Data rows:
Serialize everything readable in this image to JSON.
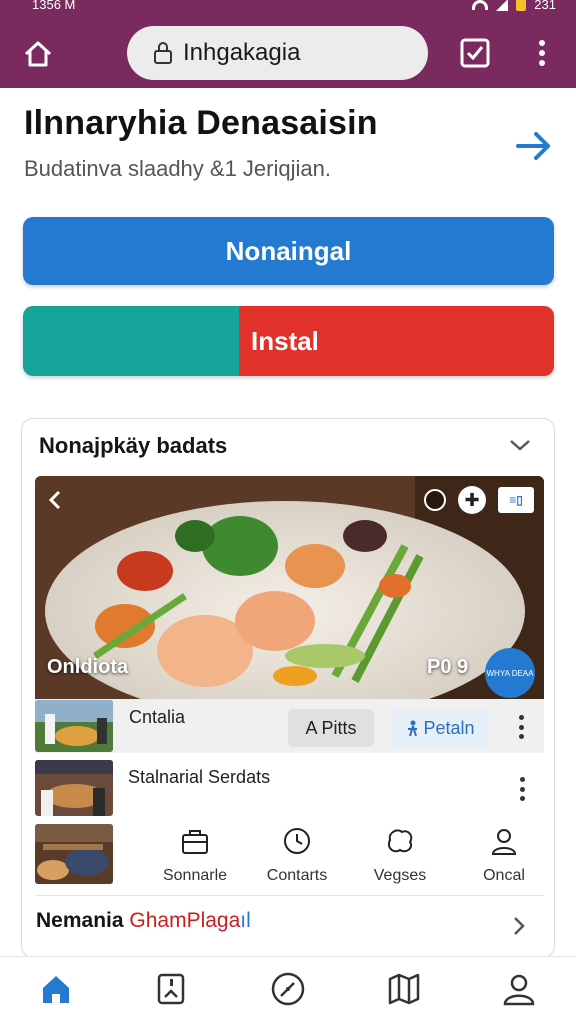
{
  "status_bar": {
    "time": "1356 M",
    "battery_label": "231"
  },
  "app_bar": {
    "url_text": "Inhgakagia"
  },
  "header": {
    "title": "Ilnnaryhia Denasaisin",
    "subtitle": "Budatinva slaadhy &1 Jeriqjian."
  },
  "buttons": {
    "primary_label": "Nonaingal",
    "install_label": "Instal"
  },
  "card": {
    "title": "Nonajpkäy badats",
    "hero": {
      "caption": "Onldiota",
      "count": "P0 9",
      "badge": "WHYA DEAA"
    },
    "row1": {
      "label": "Cntalia",
      "pill_grey": "A Pitts",
      "pill_blue": "Petaln"
    },
    "row2": {
      "label": "Stalnarial Serdats"
    },
    "actions": [
      {
        "label": "Sonnarle",
        "icon": "briefcase-icon"
      },
      {
        "label": "Contarts",
        "icon": "compass-icon"
      },
      {
        "label": "Vegses",
        "icon": "leaf-icon"
      },
      {
        "label": "Oncal",
        "icon": "person-icon"
      }
    ],
    "related": {
      "part1": "Nemania",
      "part2": "GhamPlaga",
      "part3": "ıl"
    }
  },
  "colors": {
    "app_bar": "#7a2a5e",
    "primary": "#2479d1",
    "teal": "#16a39a",
    "red": "#e0322b"
  },
  "bottom_nav": [
    {
      "icon": "home-icon",
      "active": true
    },
    {
      "icon": "bookmark-icon",
      "active": false
    },
    {
      "icon": "explore-icon",
      "active": false
    },
    {
      "icon": "map-icon",
      "active": false
    },
    {
      "icon": "profile-icon",
      "active": false
    }
  ]
}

Task details:
Retype the whole listing exactly and leave the pictures out.

The result:
Serialize everything readable in this image to JSON.
{
  "status_bar": {
    "time": "1356 M",
    "battery_label": "231"
  },
  "app_bar": {
    "url_text": "Inhgakagia"
  },
  "header": {
    "title": "Ilnnaryhia Denasaisin",
    "subtitle": "Budatinva slaadhy &1 Jeriqjian."
  },
  "buttons": {
    "primary_label": "Nonaingal",
    "install_label": "Instal"
  },
  "card": {
    "title": "Nonajpkäy badats",
    "hero": {
      "caption": "Onldiota",
      "count": "P0 9",
      "badge": "WHYA DEAA"
    },
    "row1": {
      "label": "Cntalia",
      "pill_grey": "A Pitts",
      "pill_blue": "Petaln"
    },
    "row2": {
      "label": "Stalnarial Serdats"
    },
    "actions": [
      {
        "label": "Sonnarle",
        "icon": "briefcase-icon"
      },
      {
        "label": "Contarts",
        "icon": "compass-icon"
      },
      {
        "label": "Vegses",
        "icon": "leaf-icon"
      },
      {
        "label": "Oncal",
        "icon": "person-icon"
      }
    ],
    "related": {
      "part1": "Nemania",
      "part2": "GhamPlaga",
      "part3": "ıl"
    }
  },
  "colors": {
    "app_bar": "#7a2a5e",
    "primary": "#2479d1",
    "teal": "#16a39a",
    "red": "#e0322b"
  },
  "bottom_nav": [
    {
      "icon": "home-icon",
      "active": true
    },
    {
      "icon": "bookmark-icon",
      "active": false
    },
    {
      "icon": "explore-icon",
      "active": false
    },
    {
      "icon": "map-icon",
      "active": false
    },
    {
      "icon": "profile-icon",
      "active": false
    }
  ]
}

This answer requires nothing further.